─── Data supplied

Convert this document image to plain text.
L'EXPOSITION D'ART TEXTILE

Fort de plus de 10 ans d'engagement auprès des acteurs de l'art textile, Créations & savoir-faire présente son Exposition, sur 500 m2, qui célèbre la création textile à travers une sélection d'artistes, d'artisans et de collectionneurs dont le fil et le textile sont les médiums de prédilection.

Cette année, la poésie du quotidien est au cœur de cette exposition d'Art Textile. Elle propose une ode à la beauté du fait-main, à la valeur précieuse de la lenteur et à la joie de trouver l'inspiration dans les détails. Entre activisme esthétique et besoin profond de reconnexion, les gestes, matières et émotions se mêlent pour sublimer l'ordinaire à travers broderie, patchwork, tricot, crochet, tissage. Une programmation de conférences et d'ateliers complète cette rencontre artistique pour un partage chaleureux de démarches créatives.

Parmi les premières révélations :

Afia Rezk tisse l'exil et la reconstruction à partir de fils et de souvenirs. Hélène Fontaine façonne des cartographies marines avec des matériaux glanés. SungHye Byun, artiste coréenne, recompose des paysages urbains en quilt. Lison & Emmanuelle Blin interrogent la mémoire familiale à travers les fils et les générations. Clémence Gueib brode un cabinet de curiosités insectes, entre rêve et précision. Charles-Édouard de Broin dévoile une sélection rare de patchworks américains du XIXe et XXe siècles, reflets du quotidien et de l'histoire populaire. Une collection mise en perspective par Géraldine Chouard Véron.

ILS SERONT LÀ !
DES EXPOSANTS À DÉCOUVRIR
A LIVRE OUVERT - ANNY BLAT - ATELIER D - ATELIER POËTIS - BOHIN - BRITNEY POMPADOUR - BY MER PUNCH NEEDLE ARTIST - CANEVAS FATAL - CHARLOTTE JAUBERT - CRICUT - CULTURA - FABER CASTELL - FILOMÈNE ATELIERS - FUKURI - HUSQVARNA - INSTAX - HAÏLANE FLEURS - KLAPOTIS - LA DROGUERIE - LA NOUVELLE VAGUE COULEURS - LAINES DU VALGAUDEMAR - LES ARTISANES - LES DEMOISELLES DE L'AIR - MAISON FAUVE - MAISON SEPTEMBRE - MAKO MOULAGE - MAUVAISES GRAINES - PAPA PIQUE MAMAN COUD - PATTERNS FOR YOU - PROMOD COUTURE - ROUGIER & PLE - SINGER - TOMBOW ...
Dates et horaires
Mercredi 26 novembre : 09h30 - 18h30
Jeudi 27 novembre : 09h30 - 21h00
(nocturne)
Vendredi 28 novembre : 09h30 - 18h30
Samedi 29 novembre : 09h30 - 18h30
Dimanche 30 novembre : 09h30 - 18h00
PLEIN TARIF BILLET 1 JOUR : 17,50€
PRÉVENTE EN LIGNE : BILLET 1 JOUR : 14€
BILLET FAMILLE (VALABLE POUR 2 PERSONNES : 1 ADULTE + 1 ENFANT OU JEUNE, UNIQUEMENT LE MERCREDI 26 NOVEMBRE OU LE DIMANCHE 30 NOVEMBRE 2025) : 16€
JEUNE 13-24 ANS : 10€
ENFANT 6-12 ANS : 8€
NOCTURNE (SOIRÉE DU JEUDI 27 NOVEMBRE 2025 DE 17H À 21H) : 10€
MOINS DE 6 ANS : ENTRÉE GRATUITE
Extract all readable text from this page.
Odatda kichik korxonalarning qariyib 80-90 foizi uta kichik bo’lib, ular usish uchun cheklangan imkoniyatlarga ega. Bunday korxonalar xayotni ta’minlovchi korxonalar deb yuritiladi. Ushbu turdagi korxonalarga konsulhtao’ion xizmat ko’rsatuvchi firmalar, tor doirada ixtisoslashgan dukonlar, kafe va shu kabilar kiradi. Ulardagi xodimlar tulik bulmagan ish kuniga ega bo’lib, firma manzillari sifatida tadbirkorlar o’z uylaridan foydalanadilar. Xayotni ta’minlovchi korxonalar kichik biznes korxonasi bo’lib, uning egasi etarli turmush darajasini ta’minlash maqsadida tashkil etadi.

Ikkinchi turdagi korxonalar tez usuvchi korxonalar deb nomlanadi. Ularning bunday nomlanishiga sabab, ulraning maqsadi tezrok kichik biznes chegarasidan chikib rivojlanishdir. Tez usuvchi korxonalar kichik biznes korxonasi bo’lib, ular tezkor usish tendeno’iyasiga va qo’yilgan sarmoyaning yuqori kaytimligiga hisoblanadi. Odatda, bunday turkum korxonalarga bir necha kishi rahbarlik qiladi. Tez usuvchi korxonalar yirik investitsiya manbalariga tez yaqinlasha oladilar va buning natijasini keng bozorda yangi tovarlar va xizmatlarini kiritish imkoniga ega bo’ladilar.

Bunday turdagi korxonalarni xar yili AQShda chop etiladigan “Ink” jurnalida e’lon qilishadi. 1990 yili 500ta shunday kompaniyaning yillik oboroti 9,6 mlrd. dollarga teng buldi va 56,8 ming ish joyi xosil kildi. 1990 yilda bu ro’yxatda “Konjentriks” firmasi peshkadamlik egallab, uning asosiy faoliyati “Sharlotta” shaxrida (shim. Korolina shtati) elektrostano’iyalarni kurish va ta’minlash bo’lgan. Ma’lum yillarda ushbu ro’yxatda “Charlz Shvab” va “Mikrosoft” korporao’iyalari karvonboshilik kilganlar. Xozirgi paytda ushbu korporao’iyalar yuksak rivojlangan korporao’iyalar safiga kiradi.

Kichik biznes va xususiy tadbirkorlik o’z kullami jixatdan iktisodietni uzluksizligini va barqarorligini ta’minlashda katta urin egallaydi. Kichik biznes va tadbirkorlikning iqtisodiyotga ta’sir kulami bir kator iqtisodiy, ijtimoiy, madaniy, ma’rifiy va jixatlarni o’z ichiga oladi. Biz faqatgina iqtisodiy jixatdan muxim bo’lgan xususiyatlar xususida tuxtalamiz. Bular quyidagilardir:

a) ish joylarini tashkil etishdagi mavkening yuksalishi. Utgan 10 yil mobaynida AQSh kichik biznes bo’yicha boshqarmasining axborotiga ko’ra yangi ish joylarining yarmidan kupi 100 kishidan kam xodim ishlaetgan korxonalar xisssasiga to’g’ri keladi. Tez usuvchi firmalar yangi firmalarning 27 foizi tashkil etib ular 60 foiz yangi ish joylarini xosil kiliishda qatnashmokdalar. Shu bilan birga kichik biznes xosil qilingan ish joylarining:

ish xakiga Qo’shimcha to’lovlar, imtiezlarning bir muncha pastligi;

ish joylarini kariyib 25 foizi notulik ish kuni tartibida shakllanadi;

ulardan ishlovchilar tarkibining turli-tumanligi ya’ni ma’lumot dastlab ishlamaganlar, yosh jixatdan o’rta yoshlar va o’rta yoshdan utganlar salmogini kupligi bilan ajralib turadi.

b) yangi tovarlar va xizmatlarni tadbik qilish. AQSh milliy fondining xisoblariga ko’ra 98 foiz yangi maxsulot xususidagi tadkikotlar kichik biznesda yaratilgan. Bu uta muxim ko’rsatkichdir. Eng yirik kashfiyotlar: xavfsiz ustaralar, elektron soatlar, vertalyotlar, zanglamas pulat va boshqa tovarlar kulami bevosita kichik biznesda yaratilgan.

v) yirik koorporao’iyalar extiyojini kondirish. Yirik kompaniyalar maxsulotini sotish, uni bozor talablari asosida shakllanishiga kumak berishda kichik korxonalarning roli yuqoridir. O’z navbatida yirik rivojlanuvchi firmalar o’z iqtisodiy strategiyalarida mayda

──────

-- Given exercise --
Extract all lines that hold the word "sélection".

-- Final result --
Fort de plus de 10 ans d'engagement auprès des acteurs de l'art textile, Créations & savoir-faire présente son Exposition, sur 500 m2, qui célèbre la création textile à travers une sélection d'artistes, d'artisans et de collectionneurs dont le fil et le textile sont les médiums de prédilection.
Afia Rezk tisse l'exil et la reconstruction à partir de fils et de souvenirs. Hélène Fontaine façonne des cartographies marines avec des matériaux glanés. SungHye Byun, artiste coréenne, recompose des paysages urbains en quilt. Lison & Emmanuelle Blin interrogent la mémoire familiale à travers les fils et les générations. Clémence Gueib brode un cabinet de curiosités insectes, entre rêve et précision. Charles-Édouard de Broin dévoile une sélection rare de patchworks américains du XIXe et XXe siècles, reflets du quotidien et de l'histoire populaire. Une collection mise en perspective par Géraldine Chouard Véron.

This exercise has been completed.